* Requirements
Return all lines that include the string "madre".

* Data listing
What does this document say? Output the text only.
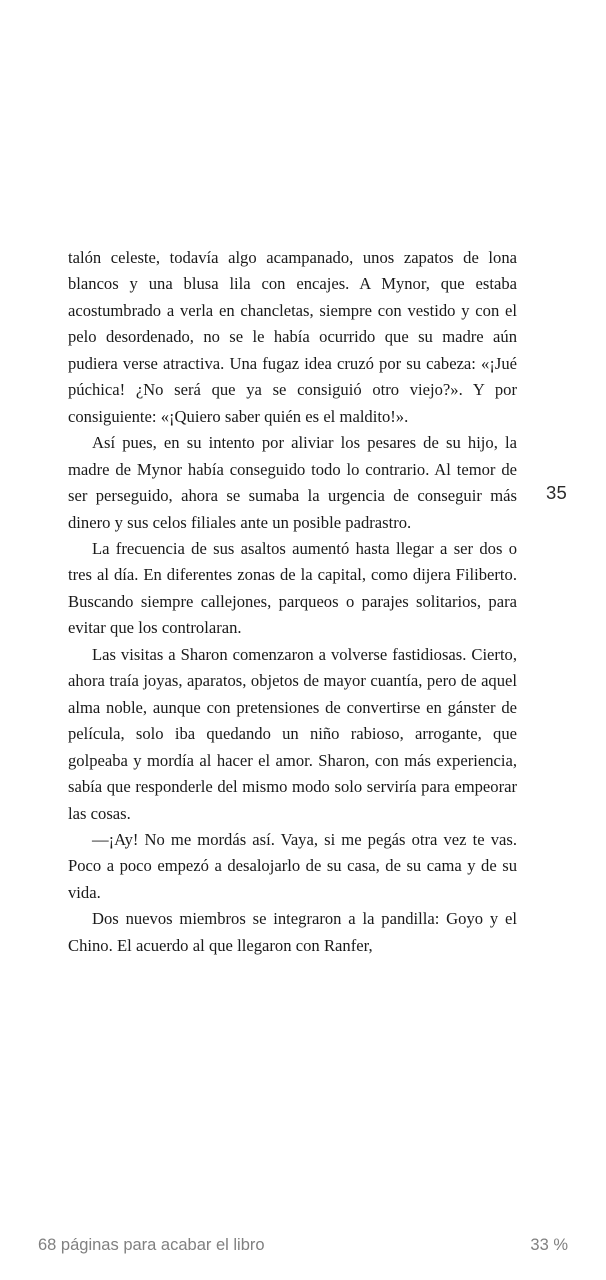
talón celeste, todavía algo acampanado, unos zapatos de lona blancos y una blusa lila con encajes. A Mynor, que estaba acostumbrado a verla en chancletas, siempre con vestido y con el pelo desordenado, no se le había ocurrido que su madre aún pudiera verse atractiva. Una fugaz idea cruzó por su cabeza: «¡Jué púchica! ¿No será que ya se consiguió otro viejo?». Y por consiguiente: «¡Quiero saber quién es el maldito!».

Así pues, en su intento por aliviar los pesares de su hijo, la madre de Mynor había conseguido todo lo contrario. Al temor de ser perseguido, ahora se sumaba la urgencia de conseguir más dinero y sus celos filiales ante un posible padrastro.

La frecuencia de sus asaltos aumentó hasta llegar a ser dos o tres al día. En diferentes zonas de la capital, como dijera Filiberto. Buscando siempre callejones, parqueos o parajes solitarios, para evitar que los controlaran.

Las visitas a Sharon comenzaron a volverse fastidiosas. Cierto, ahora traía joyas, aparatos, objetos de mayor cuantía, pero de aquel alma noble, aunque con pretensiones de convertirse en gánster de película, solo iba quedando un niño rabioso, arrogante, que golpeaba y mordía al hacer el amor. Sharon, con más experiencia, sabía que responderle del mismo modo solo serviría para empeorar las cosas.

—¡Ay! No me mordás así. Vaya, si me pegás otra vez te vas. Poco a poco empezó a desalojarlo de su casa, de su cama y de su vida.

Dos nuevos miembros se integraron a la pandilla: Goyo y el Chino. El acuerdo al que llegaron con Ranfer,

35
68 páginas para acabar el libro	33 %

* The answer
talón celeste, todavía algo acampanado, unos zapatos de lona blancos y una blusa lila con encajes. A Mynor, que estaba acostumbrado a verla en chancletas, siempre con vestido y con el pelo desordenado, no se le había ocurrido que su madre aún pudiera verse atractiva. Una fugaz idea cruzó por su cabeza: «¡Jué púchica! ¿No será que ya se consiguió otro viejo?». Y por consiguiente: «¡Quiero saber quién es el maldito!».
Así pues, en su intento por aliviar los pesares de su hijo, la madre de Mynor había conseguido todo lo contrario. Al temor de ser perseguido, ahora se sumaba la urgencia de conseguir más dinero y sus celos filiales ante un posible padrastro.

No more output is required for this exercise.